- _PROVIDED MATERIAL_:
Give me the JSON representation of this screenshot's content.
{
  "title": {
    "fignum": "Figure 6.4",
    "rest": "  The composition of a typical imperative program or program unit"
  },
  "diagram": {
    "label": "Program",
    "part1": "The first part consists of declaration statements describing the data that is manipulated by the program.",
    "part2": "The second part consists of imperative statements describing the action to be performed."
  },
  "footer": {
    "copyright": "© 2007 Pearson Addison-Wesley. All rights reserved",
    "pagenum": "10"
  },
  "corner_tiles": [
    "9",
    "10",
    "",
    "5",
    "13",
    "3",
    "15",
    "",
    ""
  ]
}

* * *

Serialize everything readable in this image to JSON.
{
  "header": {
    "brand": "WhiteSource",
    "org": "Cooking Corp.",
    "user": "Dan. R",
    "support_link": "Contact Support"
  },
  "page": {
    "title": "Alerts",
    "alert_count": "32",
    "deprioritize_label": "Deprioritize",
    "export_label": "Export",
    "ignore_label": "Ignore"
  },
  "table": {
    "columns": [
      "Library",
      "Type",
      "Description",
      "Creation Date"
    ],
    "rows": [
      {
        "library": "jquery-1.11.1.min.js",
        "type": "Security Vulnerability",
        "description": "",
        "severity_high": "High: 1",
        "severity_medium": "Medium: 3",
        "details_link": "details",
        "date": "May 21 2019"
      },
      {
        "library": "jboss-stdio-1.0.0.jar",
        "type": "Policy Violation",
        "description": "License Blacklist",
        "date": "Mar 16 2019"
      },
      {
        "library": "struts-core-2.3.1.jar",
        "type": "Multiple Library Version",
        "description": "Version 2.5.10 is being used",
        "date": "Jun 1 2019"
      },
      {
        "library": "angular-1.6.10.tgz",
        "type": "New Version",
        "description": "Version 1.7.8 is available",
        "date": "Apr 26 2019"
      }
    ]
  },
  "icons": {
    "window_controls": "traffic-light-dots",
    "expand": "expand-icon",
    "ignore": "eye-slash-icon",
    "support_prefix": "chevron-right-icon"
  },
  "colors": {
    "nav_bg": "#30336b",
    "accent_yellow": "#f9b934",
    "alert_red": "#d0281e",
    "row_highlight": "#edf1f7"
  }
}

- _GIVEN REQUEST_: Find each line in the records holding the string "consists" and show it.

- _EXERCISE OUTPUT_:
    "part1": "The first part consists of declaration statements describing the data that is manipulated by the program.",
    "part2": "The second part consists of imperative statements describing the action to be performed."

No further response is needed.